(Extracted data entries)
-- Start --
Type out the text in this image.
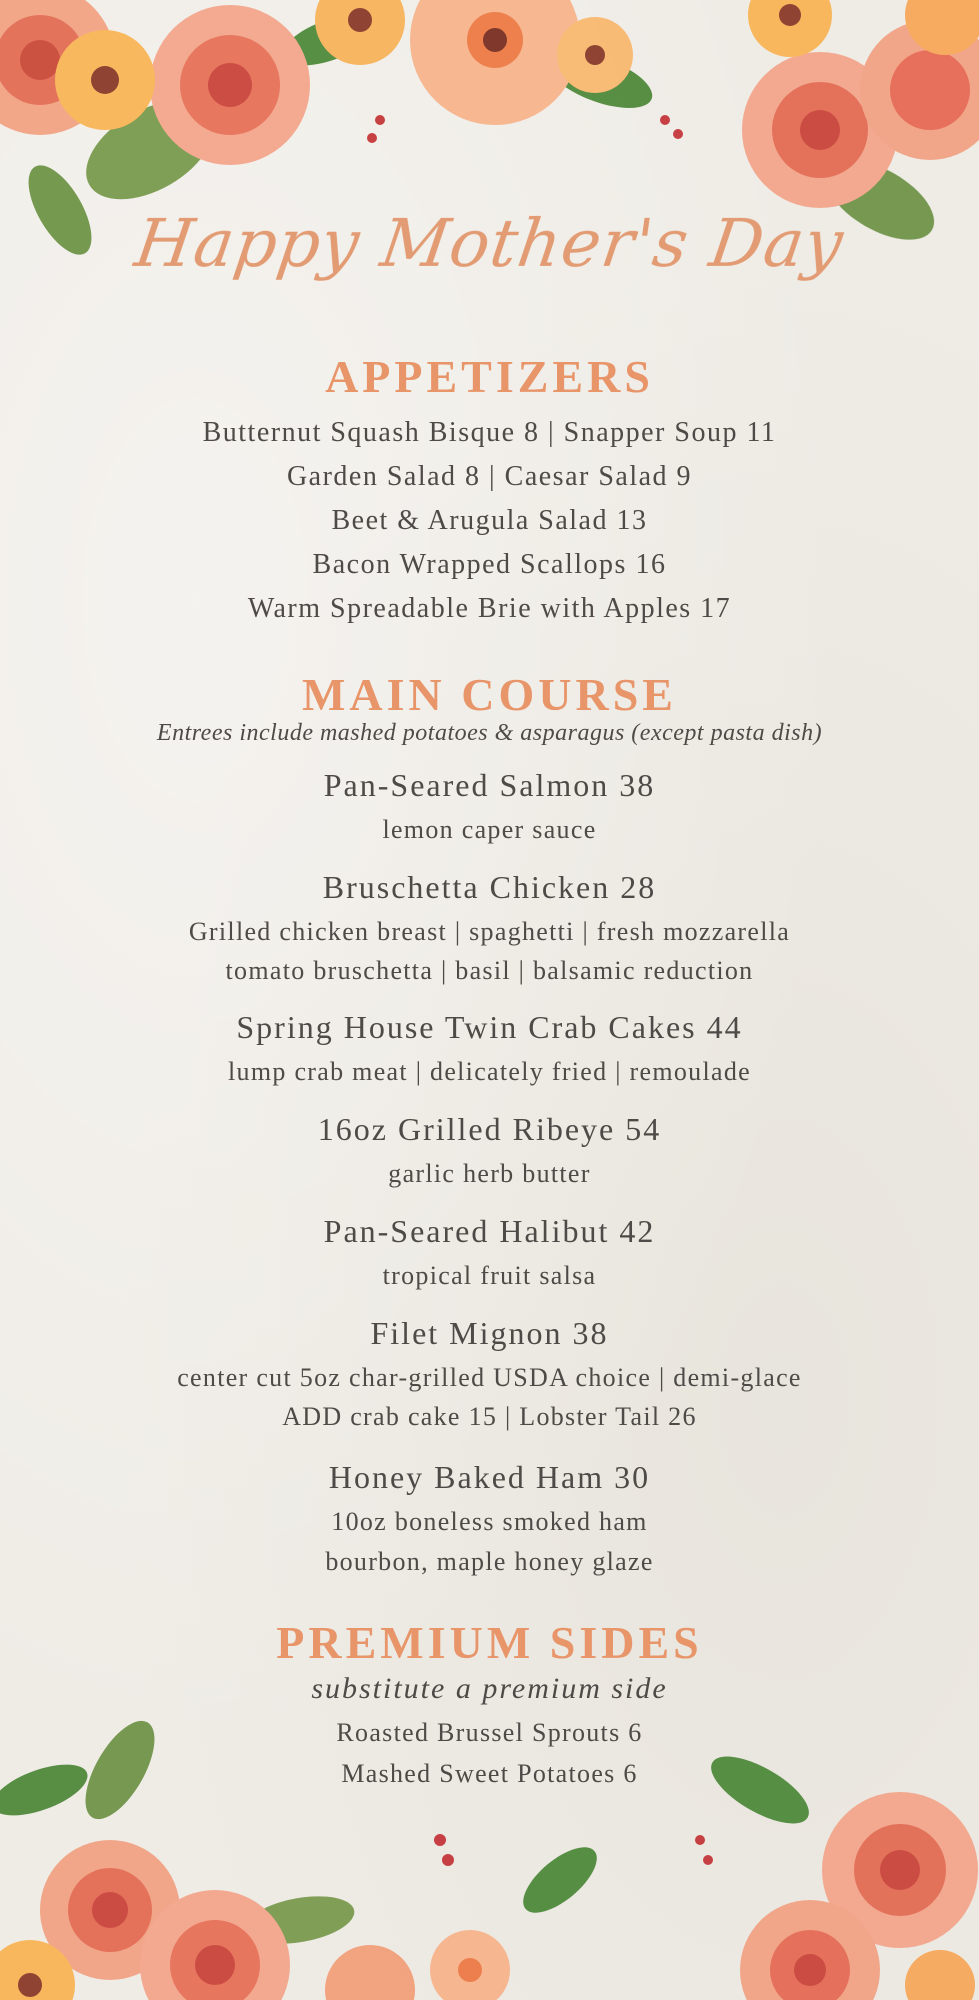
Happy Mother's Day
APPETIZERS
Butternut Squash Bisque 8 | Snapper Soup 11
Garden Salad 8 | Caesar Salad 9
Beet & Arugula Salad 13
Bacon Wrapped Scallops 16
Warm Spreadable Brie with Apples 17
MAIN COURSE
Entrees include mashed potatoes & asparagus (except pasta dish)
Pan-Seared Salmon 38
lemon caper sauce
Bruschetta Chicken 28
Grilled chicken breast | spaghetti | fresh mozzarella
tomato bruschetta | basil | balsamic reduction
Spring House Twin Crab Cakes 44
lump crab meat | delicately fried | remoulade
16oz Grilled Ribeye 54
garlic herb butter
Pan-Seared Halibut 42
tropical fruit salsa
Filet Mignon 38
center cut 5oz char-grilled USDA choice | demi-glace
ADD crab cake 15 | Lobster Tail 26
Honey Baked Ham 30
10oz boneless smoked ham
bourbon, maple honey glaze
PREMIUM SIDES
substitute a premium side
Roasted Brussel Sprouts 6
Mashed Sweet Potatoes 6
-- End --
[TASK DETAILS] Omitting all images, print the listing exactly.

[CORRECT ANSWER]
Type out the text in this image.
Happy Mother's Day
APPETIZERS
Butternut Squash Bisque 8 | Snapper Soup 11
Garden Salad 8 | Caesar Salad 9
Beet & Arugula Salad 13
Bacon Wrapped Scallops 16
Warm Spreadable Brie with Apples 17
MAIN COURSE
Entrees include mashed potatoes & asparagus (except pasta dish)
Pan-Seared Salmon 38
lemon caper sauce
Bruschetta Chicken 28
Grilled chicken breast | spaghetti | fresh mozzarella
tomato bruschetta | basil | balsamic reduction
Spring House Twin Crab Cakes 44
lump crab meat | delicately fried | remoulade
16oz Grilled Ribeye 54
garlic herb butter
Pan-Seared Halibut 42
tropical fruit salsa
Filet Mignon 38
center cut 5oz char-grilled USDA choice | demi-glace
ADD crab cake 15 | Lobster Tail 26
Honey Baked Ham 30
10oz boneless smoked ham
bourbon, maple honey glaze
PREMIUM SIDES
substitute a premium side
Roasted Brussel Sprouts 6
Mashed Sweet Potatoes 6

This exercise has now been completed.